Prompt: Find the string "text" in the records. Copy every line it appears in.

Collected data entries
***

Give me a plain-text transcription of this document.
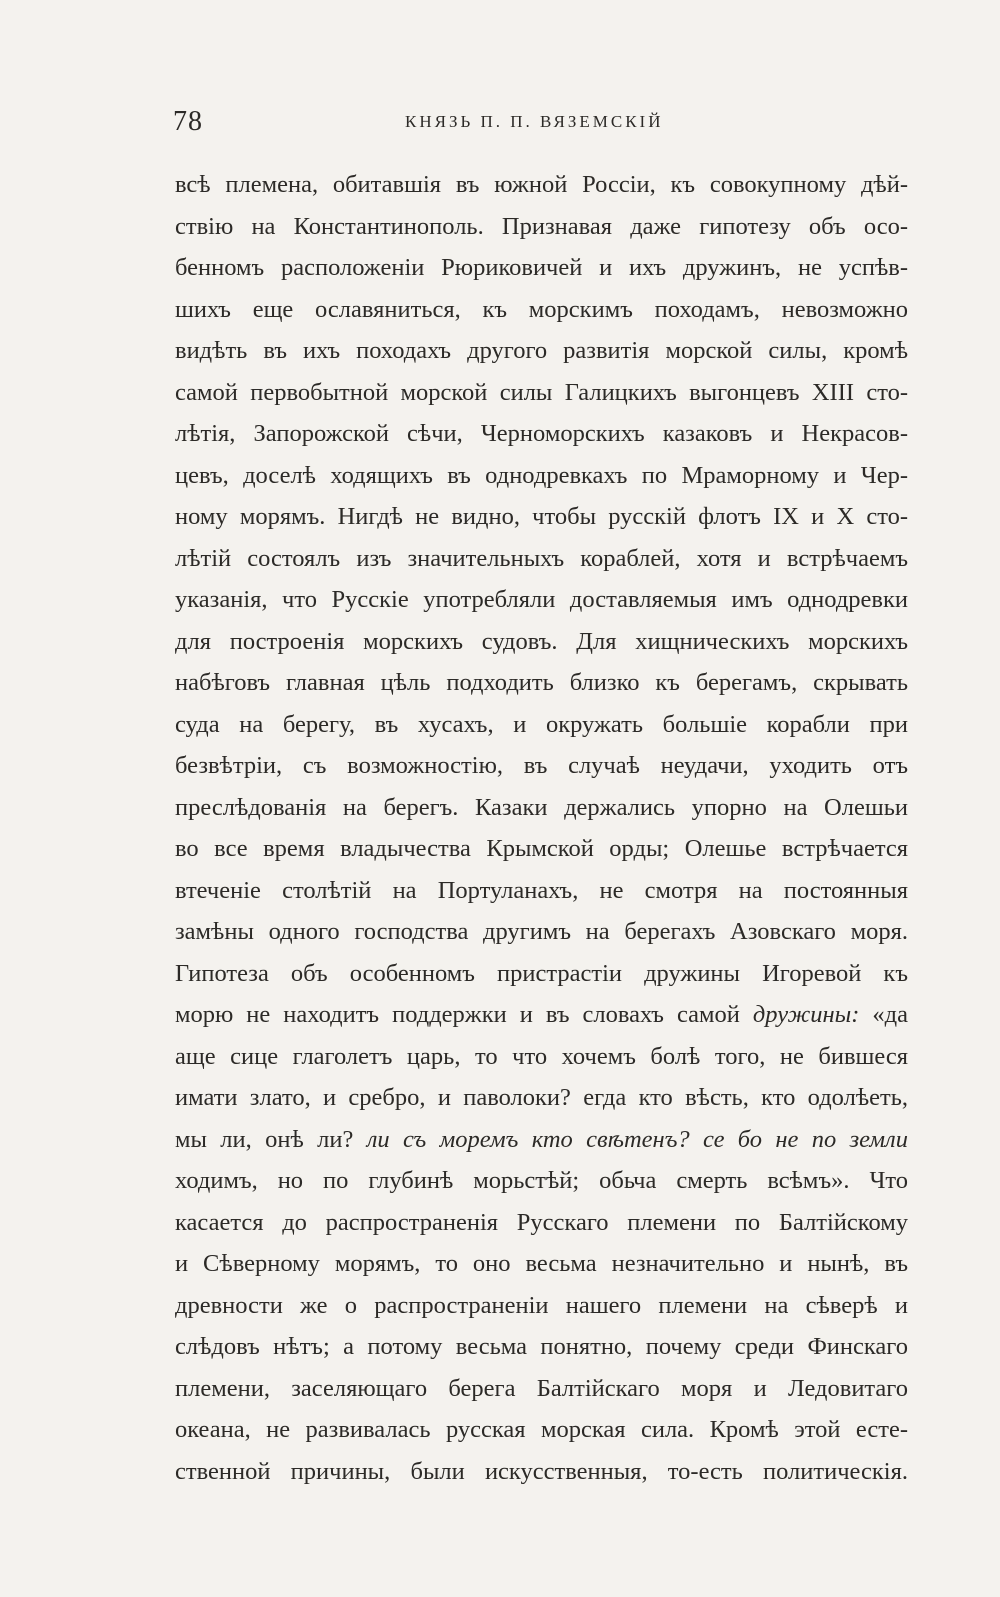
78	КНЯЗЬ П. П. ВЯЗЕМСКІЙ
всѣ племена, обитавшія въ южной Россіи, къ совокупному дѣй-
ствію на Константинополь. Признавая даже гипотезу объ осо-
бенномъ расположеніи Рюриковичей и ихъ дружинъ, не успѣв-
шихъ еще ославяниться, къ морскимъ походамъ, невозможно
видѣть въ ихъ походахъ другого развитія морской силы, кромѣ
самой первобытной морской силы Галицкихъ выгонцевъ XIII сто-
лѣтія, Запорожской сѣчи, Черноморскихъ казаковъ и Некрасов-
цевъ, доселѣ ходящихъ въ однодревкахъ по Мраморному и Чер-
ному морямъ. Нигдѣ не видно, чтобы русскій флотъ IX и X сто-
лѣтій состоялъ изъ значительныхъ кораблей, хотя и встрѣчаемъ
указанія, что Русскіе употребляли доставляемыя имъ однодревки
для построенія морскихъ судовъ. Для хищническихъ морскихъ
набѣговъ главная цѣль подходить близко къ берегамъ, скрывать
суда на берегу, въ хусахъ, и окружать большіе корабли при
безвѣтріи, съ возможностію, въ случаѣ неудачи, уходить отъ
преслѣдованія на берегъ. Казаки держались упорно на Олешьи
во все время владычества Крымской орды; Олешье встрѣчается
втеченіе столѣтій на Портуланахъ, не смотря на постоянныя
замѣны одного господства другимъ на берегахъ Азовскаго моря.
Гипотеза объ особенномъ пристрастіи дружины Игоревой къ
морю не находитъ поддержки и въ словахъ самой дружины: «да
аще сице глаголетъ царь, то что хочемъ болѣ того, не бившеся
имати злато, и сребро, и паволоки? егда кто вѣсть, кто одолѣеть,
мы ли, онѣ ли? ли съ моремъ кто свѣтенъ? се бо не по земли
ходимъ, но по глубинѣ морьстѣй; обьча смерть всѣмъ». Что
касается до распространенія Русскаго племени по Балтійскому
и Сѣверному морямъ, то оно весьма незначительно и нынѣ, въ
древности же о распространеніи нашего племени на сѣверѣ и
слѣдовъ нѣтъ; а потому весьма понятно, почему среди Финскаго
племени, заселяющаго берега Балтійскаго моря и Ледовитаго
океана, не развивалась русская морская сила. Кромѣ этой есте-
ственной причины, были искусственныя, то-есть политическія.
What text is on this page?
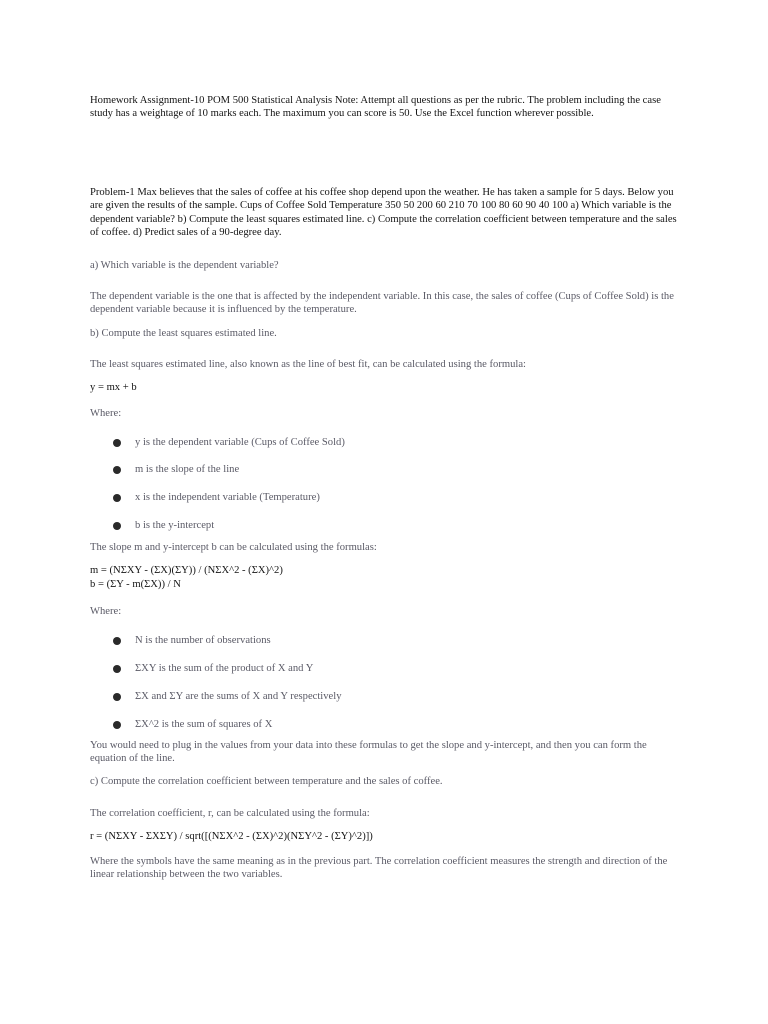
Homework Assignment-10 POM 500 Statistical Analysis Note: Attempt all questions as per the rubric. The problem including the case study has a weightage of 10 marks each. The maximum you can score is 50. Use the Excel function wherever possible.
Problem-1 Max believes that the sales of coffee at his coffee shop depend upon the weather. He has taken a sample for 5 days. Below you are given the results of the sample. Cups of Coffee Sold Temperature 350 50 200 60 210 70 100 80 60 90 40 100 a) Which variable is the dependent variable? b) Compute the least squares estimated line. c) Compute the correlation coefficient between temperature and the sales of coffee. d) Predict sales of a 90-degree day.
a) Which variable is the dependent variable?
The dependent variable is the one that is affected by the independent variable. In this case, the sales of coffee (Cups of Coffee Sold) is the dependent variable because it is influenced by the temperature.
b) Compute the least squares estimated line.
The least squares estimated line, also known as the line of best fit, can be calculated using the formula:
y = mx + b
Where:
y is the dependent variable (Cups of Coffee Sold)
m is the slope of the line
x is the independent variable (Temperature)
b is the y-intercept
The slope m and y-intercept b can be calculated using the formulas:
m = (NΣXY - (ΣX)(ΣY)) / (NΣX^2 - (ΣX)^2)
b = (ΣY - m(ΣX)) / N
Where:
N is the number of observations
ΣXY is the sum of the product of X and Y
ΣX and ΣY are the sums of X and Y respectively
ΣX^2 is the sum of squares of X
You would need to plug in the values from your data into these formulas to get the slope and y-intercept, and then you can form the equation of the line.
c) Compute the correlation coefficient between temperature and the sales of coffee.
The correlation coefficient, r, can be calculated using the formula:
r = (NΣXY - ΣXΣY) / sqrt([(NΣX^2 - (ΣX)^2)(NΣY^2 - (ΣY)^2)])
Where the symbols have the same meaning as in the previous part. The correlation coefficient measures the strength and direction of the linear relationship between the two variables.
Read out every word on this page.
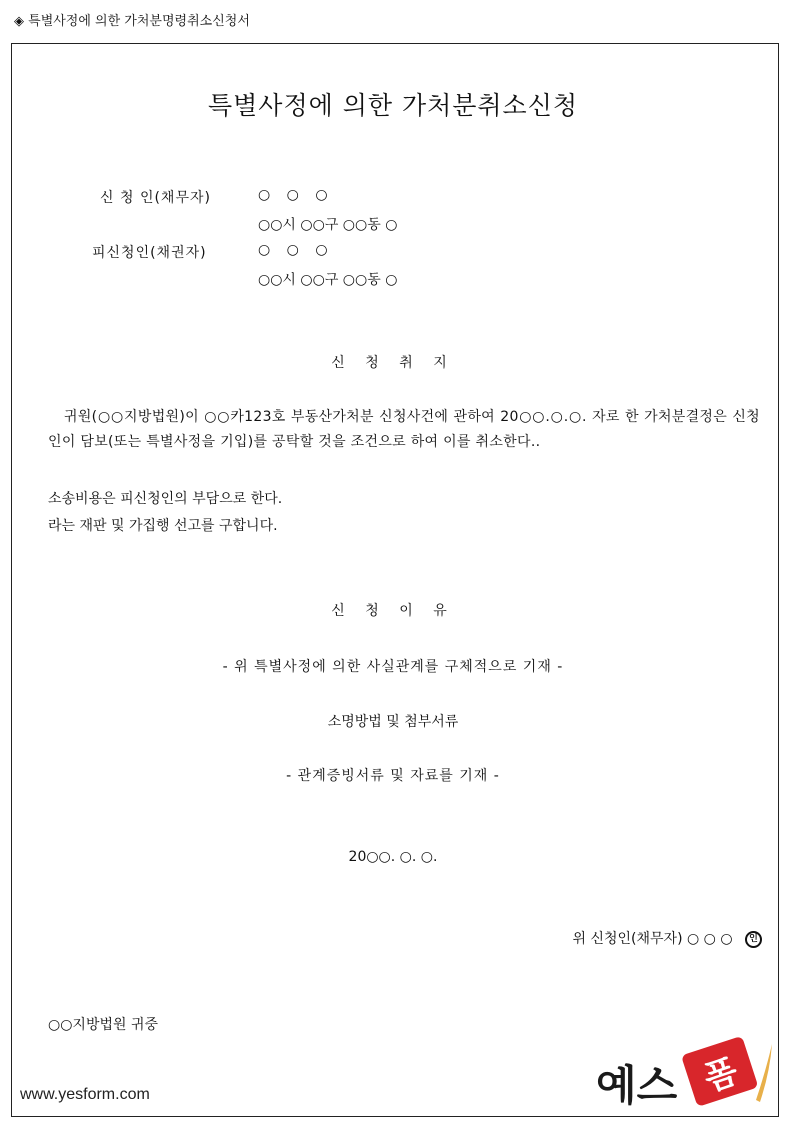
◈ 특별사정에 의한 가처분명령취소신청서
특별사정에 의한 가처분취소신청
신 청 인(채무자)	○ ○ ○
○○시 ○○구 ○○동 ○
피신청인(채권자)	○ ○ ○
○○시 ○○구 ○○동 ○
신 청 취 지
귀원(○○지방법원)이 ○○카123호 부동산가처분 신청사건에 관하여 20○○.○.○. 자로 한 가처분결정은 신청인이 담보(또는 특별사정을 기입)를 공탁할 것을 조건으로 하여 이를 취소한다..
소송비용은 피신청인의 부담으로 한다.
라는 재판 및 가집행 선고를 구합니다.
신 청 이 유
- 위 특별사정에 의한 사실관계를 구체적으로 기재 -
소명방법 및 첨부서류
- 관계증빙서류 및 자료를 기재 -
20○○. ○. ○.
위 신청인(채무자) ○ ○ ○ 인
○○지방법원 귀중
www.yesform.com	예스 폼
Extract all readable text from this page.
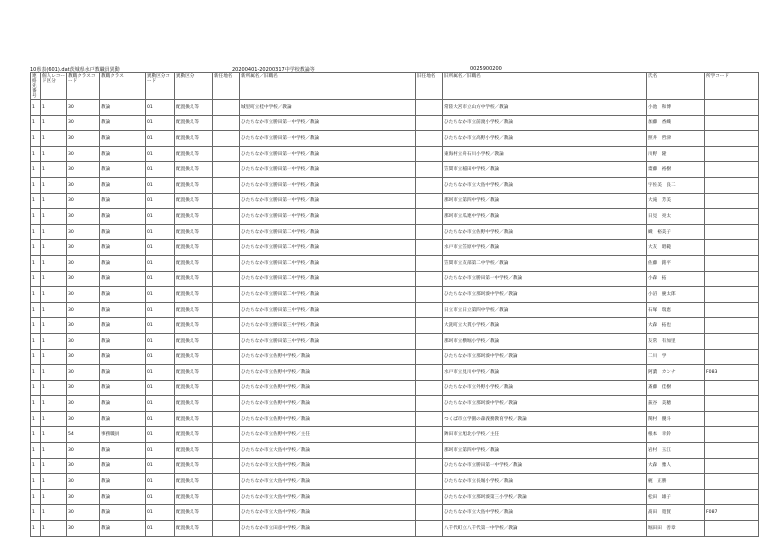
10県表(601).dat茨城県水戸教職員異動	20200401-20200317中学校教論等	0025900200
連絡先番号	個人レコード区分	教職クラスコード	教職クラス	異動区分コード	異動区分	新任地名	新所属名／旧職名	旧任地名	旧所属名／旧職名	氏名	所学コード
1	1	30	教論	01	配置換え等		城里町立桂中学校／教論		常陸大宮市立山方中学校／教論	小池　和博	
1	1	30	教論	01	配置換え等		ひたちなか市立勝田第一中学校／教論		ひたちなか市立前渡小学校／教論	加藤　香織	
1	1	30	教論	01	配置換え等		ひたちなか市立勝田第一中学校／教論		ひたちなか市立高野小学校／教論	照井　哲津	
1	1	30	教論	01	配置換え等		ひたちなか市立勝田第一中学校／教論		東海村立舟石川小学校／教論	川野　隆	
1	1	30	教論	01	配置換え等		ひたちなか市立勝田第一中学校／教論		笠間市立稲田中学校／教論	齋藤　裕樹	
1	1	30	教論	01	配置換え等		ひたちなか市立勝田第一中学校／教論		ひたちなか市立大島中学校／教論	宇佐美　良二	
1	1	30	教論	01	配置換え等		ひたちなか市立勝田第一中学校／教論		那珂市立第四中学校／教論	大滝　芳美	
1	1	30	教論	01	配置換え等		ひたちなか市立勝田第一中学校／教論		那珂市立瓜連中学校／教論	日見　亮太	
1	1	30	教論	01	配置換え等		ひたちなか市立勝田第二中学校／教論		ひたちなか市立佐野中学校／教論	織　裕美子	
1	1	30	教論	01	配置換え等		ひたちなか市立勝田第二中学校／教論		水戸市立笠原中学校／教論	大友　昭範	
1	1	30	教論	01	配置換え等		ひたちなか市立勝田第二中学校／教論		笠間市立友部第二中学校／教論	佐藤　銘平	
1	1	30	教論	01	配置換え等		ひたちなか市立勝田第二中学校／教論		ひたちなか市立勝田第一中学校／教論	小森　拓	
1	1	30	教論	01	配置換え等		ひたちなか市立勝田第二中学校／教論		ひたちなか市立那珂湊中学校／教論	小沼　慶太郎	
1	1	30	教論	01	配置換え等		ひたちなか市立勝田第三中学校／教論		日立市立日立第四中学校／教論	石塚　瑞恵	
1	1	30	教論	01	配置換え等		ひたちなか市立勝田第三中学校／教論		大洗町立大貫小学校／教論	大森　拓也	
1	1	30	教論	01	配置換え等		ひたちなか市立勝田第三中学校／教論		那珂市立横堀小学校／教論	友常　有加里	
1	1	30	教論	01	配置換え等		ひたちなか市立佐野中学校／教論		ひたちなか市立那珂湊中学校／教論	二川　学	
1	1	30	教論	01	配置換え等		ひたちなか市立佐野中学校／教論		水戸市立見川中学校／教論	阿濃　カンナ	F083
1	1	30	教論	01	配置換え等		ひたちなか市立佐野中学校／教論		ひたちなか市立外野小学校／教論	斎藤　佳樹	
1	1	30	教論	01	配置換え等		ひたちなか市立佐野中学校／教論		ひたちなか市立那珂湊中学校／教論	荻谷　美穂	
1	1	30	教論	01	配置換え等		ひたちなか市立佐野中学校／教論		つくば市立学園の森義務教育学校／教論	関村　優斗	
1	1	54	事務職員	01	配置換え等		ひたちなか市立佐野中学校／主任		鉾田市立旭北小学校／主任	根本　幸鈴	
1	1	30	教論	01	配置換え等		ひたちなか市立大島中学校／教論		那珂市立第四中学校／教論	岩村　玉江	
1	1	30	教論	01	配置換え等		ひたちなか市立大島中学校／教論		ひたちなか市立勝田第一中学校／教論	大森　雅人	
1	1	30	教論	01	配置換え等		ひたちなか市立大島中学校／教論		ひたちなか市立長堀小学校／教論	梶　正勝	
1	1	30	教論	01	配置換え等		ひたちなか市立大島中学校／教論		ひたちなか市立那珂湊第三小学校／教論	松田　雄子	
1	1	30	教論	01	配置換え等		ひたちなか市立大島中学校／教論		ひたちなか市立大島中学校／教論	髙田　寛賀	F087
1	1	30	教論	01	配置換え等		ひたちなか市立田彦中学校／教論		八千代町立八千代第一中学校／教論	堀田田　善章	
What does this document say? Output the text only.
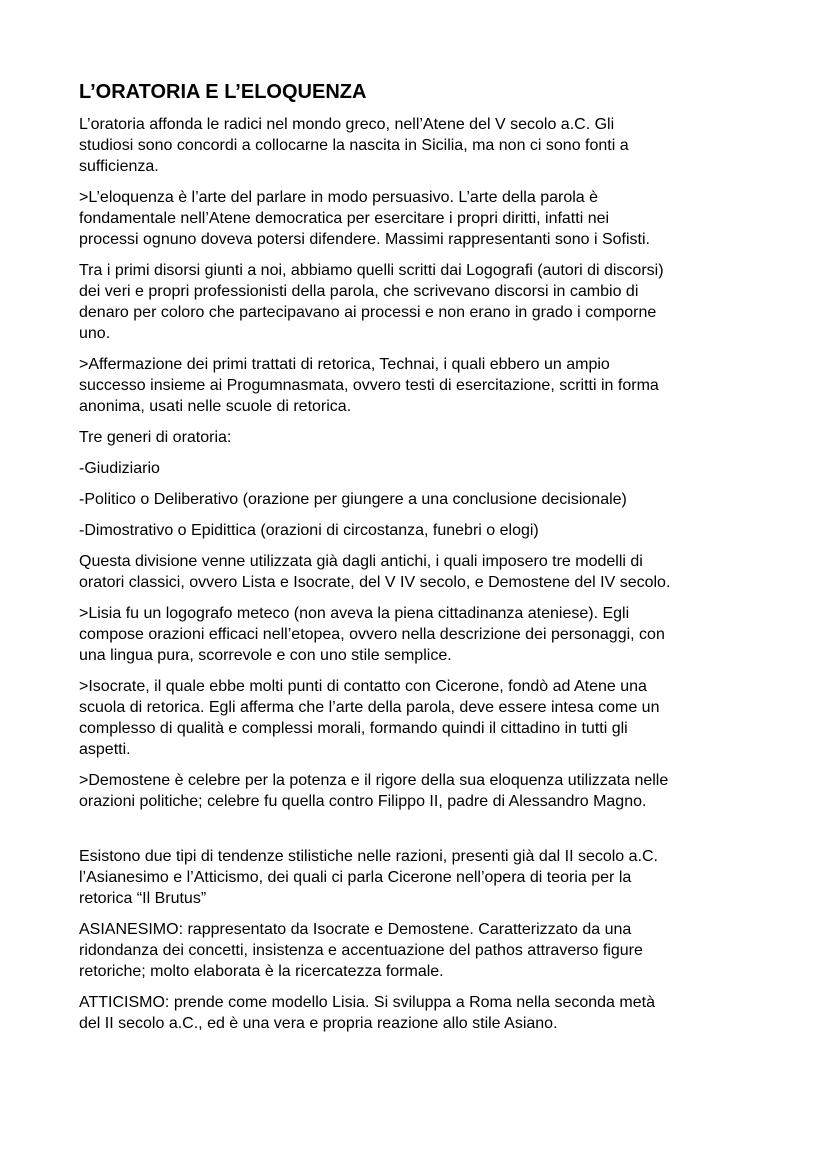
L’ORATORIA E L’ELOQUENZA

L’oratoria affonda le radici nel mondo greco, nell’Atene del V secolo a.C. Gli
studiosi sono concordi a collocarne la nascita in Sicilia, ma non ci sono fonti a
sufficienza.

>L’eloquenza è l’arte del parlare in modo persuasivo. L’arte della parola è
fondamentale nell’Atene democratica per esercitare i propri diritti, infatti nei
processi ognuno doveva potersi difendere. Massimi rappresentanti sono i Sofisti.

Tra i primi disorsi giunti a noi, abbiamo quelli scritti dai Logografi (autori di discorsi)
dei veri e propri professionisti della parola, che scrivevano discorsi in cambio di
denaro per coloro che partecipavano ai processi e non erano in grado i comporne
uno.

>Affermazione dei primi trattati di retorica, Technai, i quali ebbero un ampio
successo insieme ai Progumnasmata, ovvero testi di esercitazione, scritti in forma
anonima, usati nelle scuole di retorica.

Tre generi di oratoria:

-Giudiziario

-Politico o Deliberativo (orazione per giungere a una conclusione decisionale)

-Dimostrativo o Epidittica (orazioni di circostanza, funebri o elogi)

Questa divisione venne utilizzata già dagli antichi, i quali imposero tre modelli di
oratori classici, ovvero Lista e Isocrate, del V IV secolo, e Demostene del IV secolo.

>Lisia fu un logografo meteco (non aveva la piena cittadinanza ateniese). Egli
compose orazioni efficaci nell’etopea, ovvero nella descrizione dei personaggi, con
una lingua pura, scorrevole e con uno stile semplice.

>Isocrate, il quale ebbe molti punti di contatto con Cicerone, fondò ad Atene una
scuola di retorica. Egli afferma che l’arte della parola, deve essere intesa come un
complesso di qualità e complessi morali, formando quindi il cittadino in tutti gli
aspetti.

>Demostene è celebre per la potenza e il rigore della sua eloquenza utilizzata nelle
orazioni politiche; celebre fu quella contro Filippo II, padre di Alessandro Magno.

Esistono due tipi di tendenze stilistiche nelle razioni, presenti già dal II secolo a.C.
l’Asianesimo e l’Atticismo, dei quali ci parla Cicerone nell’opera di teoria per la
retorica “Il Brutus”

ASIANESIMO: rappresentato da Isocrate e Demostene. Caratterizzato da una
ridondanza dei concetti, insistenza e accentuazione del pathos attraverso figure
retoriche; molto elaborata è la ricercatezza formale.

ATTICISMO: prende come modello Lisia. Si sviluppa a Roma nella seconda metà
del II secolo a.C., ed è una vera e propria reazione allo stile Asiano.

***

Worked answer:
Give me a plain-text transcription of this document.
What text is on this page?
Extract all readable text from this page.
What does this document say? Output the text only.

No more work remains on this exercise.